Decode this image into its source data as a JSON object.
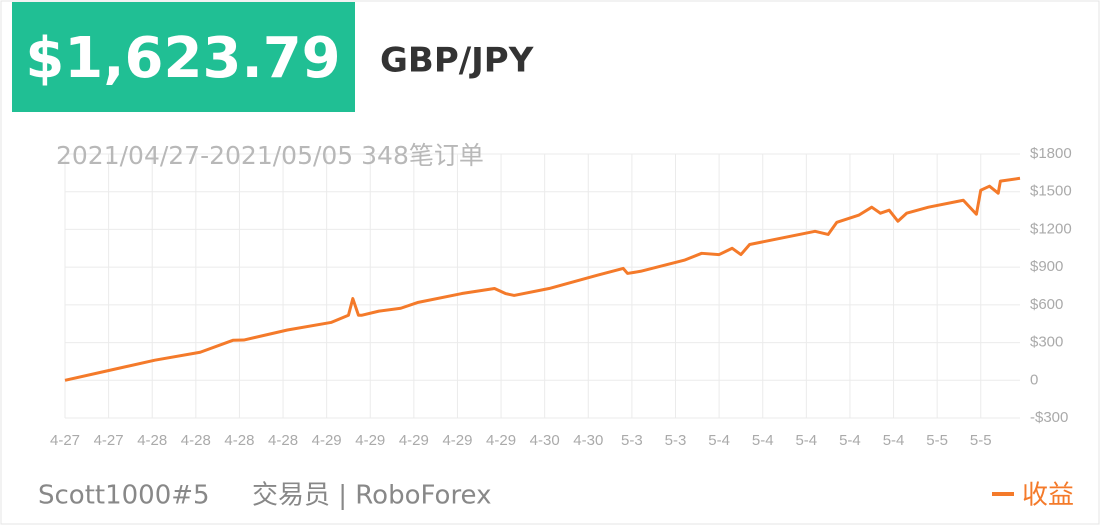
{
  "header": {
    "amount": "$1,623.79",
    "pair": "GBP/JPY"
  },
  "chart_data": {
    "type": "line",
    "title": "2021/04/27-2021/05/05 348笔订单",
    "x": [
      0,
      1.03,
      2.06,
      3.1,
      3.85,
      4.1,
      5.1,
      6.1,
      6.5,
      6.6,
      6.73,
      6.8,
      7.2,
      7.7,
      8.1,
      9.1,
      9.85,
      10.1,
      10.3,
      11.1,
      12.2,
      12.8,
      12.9,
      13.2,
      14.2,
      14.6,
      15.0,
      15.3,
      15.5,
      15.7,
      17.2,
      17.5,
      17.7,
      18.2,
      18.5,
      18.7,
      18.9,
      19.1,
      19.3,
      19.8,
      20.6,
      20.9,
      21.0,
      21.2,
      21.4,
      21.45,
      21.9
    ],
    "series": [
      {
        "name": "收益",
        "color": "#f47a2a",
        "values": [
          0,
          80,
          160,
          223,
          318,
          320,
          400,
          460,
          517,
          650,
          517,
          517,
          550,
          573,
          620,
          690,
          730,
          690,
          675,
          730,
          835,
          890,
          850,
          867,
          955,
          1010,
          1000,
          1050,
          1000,
          1080,
          1185,
          1160,
          1257,
          1313,
          1377,
          1329,
          1353,
          1265,
          1329,
          1377,
          1432,
          1321,
          1512,
          1544,
          1488,
          1584,
          1607
        ]
      }
    ],
    "xlim": [
      0,
      21.9
    ],
    "xticks": [
      {
        "value": 0,
        "label": "4-27"
      },
      {
        "value": 1,
        "label": "4-27"
      },
      {
        "value": 2,
        "label": "4-28"
      },
      {
        "value": 3,
        "label": "4-28"
      },
      {
        "value": 4,
        "label": "4-28"
      },
      {
        "value": 5,
        "label": "4-28"
      },
      {
        "value": 6,
        "label": "4-29"
      },
      {
        "value": 7,
        "label": "4-29"
      },
      {
        "value": 8,
        "label": "4-29"
      },
      {
        "value": 9,
        "label": "4-29"
      },
      {
        "value": 10,
        "label": "4-29"
      },
      {
        "value": 11,
        "label": "4-30"
      },
      {
        "value": 12,
        "label": "4-30"
      },
      {
        "value": 13,
        "label": "5-3"
      },
      {
        "value": 14,
        "label": "5-3"
      },
      {
        "value": 15,
        "label": "5-4"
      },
      {
        "value": 16,
        "label": "5-4"
      },
      {
        "value": 17,
        "label": "5-4"
      },
      {
        "value": 18,
        "label": "5-4"
      },
      {
        "value": 19,
        "label": "5-4"
      },
      {
        "value": 20,
        "label": "5-5"
      },
      {
        "value": 21,
        "label": "5-5"
      }
    ],
    "ylim": [
      -300,
      1800
    ],
    "yticks": [
      {
        "value": 1800,
        "label": "$1800"
      },
      {
        "value": 1500,
        "label": "$1500"
      },
      {
        "value": 1200,
        "label": "$1200"
      },
      {
        "value": 900,
        "label": "$900"
      },
      {
        "value": 600,
        "label": "$600"
      },
      {
        "value": 300,
        "label": "$300"
      },
      0,
      {
        "value": -300,
        "label": "-$300"
      }
    ],
    "grid": true,
    "legend": "bottom-right"
  },
  "footer": {
    "trader": "Scott1000#5",
    "role": "交易员 | RoboForex"
  }
}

====

[INSTRUCTIONS TO FOLLOW] Transcribe every line from the records above without alteration, and leave out the images.

[THE ANSWER]
Decode this image into its source data as a JSON object.
{
  "header": {
    "amount": "$1,623.79",
    "pair": "GBP/JPY"
  },
  "chart_data": {
    "type": "line",
    "title": "2021/04/27-2021/05/05 348笔订单",
    "x": [
      0,
      1.03,
      2.06,
      3.1,
      3.85,
      4.1,
      5.1,
      6.1,
      6.5,
      6.6,
      6.73,
      6.8,
      7.2,
      7.7,
      8.1,
      9.1,
      9.85,
      10.1,
      10.3,
      11.1,
      12.2,
      12.8,
      12.9,
      13.2,
      14.2,
      14.6,
      15.0,
      15.3,
      15.5,
      15.7,
      17.2,
      17.5,
      17.7,
      18.2,
      18.5,
      18.7,
      18.9,
      19.1,
      19.3,
      19.8,
      20.6,
      20.9,
      21.0,
      21.2,
      21.4,
      21.45,
      21.9
    ],
    "series": [
      {
        "name": "收益",
        "color": "#f47a2a",
        "values": [
          0,
          80,
          160,
          223,
          318,
          320,
          400,
          460,
          517,
          650,
          517,
          517,
          550,
          573,
          620,
          690,
          730,
          690,
          675,
          730,
          835,
          890,
          850,
          867,
          955,
          1010,
          1000,
          1050,
          1000,
          1080,
          1185,
          1160,
          1257,
          1313,
          1377,
          1329,
          1353,
          1265,
          1329,
          1377,
          1432,
          1321,
          1512,
          1544,
          1488,
          1584,
          1607
        ]
      }
    ],
    "xlim": [
      0,
      21.9
    ],
    "xticks": [
      {
        "value": 0,
        "label": "4-27"
      },
      {
        "value": 1,
        "label": "4-27"
      },
      {
        "value": 2,
        "label": "4-28"
      },
      {
        "value": 3,
        "label": "4-28"
      },
      {
        "value": 4,
        "label": "4-28"
      },
      {
        "value": 5,
        "label": "4-28"
      },
      {
        "value": 6,
        "label": "4-29"
      },
      {
        "value": 7,
        "label": "4-29"
      },
      {
        "value": 8,
        "label": "4-29"
      },
      {
        "value": 9,
        "label": "4-29"
      },
      {
        "value": 10,
        "label": "4-29"
      },
      {
        "value": 11,
        "label": "4-30"
      },
      {
        "value": 12,
        "label": "4-30"
      },
      {
        "value": 13,
        "label": "5-3"
      },
      {
        "value": 14,
        "label": "5-3"
      },
      {
        "value": 15,
        "label": "5-4"
      },
      {
        "value": 16,
        "label": "5-4"
      },
      {
        "value": 17,
        "label": "5-4"
      },
      {
        "value": 18,
        "label": "5-4"
      },
      {
        "value": 19,
        "label": "5-4"
      },
      {
        "value": 20,
        "label": "5-5"
      },
      {
        "value": 21,
        "label": "5-5"
      }
    ],
    "ylim": [
      -300,
      1800
    ],
    "yticks": [
      {
        "value": 1800,
        "label": "$1800"
      },
      {
        "value": 1500,
        "label": "$1500"
      },
      {
        "value": 1200,
        "label": "$1200"
      },
      {
        "value": 900,
        "label": "$900"
      },
      {
        "value": 600,
        "label": "$600"
      },
      {
        "value": 300,
        "label": "$300"
      },
      0,
      {
        "value": -300,
        "label": "-$300"
      }
    ],
    "grid": true,
    "legend": "bottom-right"
  },
  "footer": {
    "trader": "Scott1000#5",
    "role": "交易员 | RoboForex"
  }
}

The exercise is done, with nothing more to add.